# [Your goal]
Note every line in the entries that contains the string "contacts", and copy it.

Start of Source records

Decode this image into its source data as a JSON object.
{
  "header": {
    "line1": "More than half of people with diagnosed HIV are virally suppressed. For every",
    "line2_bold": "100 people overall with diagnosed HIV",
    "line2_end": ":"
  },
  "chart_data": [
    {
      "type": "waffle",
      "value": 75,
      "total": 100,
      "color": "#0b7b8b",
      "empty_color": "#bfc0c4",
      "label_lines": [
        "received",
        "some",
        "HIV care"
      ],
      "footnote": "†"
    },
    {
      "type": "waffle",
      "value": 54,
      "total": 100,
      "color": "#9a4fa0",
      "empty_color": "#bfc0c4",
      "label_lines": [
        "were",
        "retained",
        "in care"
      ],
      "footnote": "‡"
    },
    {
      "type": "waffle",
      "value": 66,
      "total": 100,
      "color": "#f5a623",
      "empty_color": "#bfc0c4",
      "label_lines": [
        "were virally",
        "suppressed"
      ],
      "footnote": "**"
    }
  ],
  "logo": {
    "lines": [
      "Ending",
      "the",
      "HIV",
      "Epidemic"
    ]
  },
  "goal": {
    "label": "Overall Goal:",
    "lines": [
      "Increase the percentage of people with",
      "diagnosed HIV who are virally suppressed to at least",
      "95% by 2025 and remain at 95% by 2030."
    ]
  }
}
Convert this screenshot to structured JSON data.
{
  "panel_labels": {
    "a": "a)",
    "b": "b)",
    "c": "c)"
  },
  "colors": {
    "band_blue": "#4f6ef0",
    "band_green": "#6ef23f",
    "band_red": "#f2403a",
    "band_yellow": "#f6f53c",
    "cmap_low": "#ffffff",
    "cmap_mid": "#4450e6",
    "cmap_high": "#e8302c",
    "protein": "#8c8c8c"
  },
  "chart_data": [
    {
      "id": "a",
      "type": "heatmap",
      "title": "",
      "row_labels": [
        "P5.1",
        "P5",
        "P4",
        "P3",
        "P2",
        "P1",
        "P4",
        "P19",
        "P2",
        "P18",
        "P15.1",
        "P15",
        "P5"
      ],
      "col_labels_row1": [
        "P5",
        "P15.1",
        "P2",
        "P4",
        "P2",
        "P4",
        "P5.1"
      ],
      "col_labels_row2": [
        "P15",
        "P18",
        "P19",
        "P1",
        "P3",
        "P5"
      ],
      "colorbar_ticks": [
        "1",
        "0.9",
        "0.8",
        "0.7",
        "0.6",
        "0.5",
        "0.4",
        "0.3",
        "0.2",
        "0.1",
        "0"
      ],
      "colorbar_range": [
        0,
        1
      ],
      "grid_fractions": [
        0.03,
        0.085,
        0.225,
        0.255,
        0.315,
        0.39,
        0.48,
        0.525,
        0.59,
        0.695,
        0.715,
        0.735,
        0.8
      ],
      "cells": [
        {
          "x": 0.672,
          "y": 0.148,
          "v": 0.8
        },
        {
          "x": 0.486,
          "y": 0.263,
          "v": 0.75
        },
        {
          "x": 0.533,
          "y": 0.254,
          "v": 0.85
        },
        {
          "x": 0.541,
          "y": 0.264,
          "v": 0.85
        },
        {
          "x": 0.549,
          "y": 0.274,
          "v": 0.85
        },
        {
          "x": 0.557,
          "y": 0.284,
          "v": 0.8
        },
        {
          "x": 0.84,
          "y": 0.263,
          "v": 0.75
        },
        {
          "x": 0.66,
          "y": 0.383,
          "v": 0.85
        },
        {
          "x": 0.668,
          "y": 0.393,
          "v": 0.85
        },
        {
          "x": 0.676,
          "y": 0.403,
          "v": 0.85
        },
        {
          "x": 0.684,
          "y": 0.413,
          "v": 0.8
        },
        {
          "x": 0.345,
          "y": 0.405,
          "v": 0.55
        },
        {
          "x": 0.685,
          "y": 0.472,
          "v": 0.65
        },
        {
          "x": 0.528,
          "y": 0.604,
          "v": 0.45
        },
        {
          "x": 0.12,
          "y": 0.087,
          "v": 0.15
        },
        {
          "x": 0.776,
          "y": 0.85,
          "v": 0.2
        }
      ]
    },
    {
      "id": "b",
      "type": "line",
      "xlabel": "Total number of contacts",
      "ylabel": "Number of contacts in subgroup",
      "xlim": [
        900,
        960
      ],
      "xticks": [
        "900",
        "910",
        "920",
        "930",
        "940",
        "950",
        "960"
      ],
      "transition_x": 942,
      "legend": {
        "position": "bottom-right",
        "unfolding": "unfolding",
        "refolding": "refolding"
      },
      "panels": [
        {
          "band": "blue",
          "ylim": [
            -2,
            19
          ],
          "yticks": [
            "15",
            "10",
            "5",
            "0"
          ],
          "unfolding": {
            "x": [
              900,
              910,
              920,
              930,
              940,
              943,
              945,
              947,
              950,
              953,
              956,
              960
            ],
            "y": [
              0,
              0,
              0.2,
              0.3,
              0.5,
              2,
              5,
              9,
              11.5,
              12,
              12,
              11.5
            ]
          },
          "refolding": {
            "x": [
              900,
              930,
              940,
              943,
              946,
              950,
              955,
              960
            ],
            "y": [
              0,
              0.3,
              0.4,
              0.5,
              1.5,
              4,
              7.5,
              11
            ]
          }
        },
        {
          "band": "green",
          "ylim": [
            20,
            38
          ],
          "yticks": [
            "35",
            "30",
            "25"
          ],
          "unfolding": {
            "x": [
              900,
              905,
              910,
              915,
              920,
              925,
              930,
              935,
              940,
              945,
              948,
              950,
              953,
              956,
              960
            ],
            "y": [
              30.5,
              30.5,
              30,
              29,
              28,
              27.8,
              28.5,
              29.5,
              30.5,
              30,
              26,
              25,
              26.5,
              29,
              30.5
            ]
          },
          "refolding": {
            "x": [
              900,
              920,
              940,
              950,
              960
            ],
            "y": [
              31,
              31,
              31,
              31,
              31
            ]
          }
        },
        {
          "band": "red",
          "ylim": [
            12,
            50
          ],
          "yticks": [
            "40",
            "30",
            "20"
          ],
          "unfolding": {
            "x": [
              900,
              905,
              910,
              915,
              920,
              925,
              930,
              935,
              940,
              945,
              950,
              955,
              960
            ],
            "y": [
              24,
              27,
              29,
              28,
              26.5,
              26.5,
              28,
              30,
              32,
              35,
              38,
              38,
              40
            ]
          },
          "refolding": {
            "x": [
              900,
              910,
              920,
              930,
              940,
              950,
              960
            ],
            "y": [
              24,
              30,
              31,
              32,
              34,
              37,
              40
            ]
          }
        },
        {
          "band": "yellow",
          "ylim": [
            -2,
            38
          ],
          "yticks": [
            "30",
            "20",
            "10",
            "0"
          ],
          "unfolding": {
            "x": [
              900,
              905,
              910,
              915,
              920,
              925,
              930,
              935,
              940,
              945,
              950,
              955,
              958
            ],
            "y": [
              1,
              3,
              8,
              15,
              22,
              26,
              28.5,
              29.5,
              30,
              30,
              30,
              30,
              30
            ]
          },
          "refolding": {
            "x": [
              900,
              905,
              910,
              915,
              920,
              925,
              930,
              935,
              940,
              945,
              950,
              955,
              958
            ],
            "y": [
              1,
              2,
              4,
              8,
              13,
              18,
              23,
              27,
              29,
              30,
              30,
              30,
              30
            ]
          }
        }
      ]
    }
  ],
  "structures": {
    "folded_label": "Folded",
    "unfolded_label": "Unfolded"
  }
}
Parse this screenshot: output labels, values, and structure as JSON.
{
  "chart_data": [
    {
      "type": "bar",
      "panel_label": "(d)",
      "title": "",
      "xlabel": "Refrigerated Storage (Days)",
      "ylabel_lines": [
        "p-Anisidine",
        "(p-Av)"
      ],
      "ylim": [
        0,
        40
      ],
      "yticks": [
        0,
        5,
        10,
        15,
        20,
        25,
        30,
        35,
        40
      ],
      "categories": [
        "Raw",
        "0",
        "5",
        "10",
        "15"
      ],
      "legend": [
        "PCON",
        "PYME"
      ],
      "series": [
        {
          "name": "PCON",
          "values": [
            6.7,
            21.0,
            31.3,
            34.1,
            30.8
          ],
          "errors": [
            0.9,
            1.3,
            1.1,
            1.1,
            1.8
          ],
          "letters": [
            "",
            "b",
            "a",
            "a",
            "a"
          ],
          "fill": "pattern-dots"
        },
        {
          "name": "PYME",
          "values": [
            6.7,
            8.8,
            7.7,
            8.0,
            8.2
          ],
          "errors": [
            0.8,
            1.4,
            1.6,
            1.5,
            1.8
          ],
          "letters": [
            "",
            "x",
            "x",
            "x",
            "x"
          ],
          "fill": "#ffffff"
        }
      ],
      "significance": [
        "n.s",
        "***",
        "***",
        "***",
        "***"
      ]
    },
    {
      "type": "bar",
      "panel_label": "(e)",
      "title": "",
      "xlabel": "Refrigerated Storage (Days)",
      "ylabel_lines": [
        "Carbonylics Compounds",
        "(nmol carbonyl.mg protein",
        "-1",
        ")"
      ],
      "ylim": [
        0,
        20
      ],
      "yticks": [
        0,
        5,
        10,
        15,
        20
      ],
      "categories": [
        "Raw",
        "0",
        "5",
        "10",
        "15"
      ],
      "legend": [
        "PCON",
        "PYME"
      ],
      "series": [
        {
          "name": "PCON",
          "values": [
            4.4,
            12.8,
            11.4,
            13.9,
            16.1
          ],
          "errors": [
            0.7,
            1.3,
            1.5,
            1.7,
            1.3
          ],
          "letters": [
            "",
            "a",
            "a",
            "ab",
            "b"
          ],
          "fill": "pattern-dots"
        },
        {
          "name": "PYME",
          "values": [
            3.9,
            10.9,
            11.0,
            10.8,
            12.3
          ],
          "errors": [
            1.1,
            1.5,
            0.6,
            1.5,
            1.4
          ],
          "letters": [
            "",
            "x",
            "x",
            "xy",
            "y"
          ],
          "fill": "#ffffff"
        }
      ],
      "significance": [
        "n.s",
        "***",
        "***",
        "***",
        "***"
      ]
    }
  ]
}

End of Source records

# [Answer to the problem]
      "xlabel": "Total number of contacts",
      "ylabel": "Number of contacts in subgroup",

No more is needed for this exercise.